══ RAW RECORDS
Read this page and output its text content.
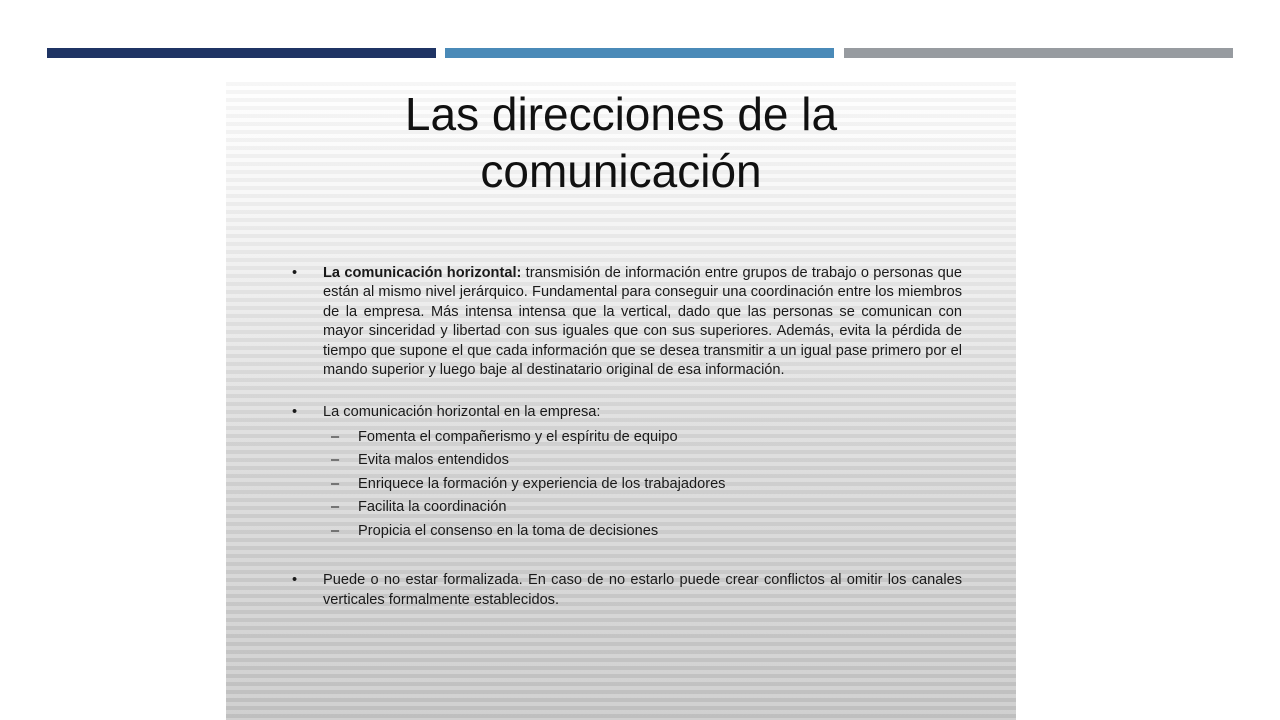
Las direcciones de la
comunicación
•	La comunicación horizontal: transmisión de información entre grupos de trabajo o personas que están al mismo nivel jerárquico. Fundamental para conseguir una coordinación entre los miembros de la empresa. Más intensa intensa que la vertical, dado que las personas se comunican con mayor sinceridad y libertad con sus iguales que con sus superiores. Además, evita la pérdida de tiempo que supone el que cada información que se desea transmitir a un igual pase primero por el mando superior y luego baje al destinatario original de esa información.
•	La comunicación horizontal en la empresa:
– Fomenta el compañerismo y el espíritu de equipo
– Evita malos entendidos
– Enriquece la formación y experiencia de los trabajadores
– Facilita la coordinación
– Propicia el consenso en la toma de decisiones
•	Puede o no estar formalizada. En caso de no estarlo puede crear conflictos al omitir los canales verticales formalmente establecidos.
════
**REQUIRED WORK**: Transcribe the material exactly, leaving every picture out.

**WORKED ANSWER**:
Read this page and output its text content.
Las direcciones de la
comunicación
•	La comunicación horizontal: transmisión de información entre grupos de trabajo o personas que están al mismo nivel jerárquico. Fundamental para conseguir una coordinación entre los miembros de la empresa. Más intensa intensa que la vertical, dado que las personas se comunican con mayor sinceridad y libertad con sus iguales que con sus superiores. Además, evita la pérdida de tiempo que supone el que cada información que se desea transmitir a un igual pase primero por el mando superior y luego baje al destinatario original de esa información.
•	La comunicación horizontal en la empresa:
– Fomenta el compañerismo y el espíritu de equipo
– Evita malos entendidos
– Enriquece la formación y experiencia de los trabajadores
– Facilita la coordinación
– Propicia el consenso en la toma de decisiones
•	Puede o no estar formalizada. En caso de no estarlo puede crear conflictos al omitir los canales verticales formalmente establecidos.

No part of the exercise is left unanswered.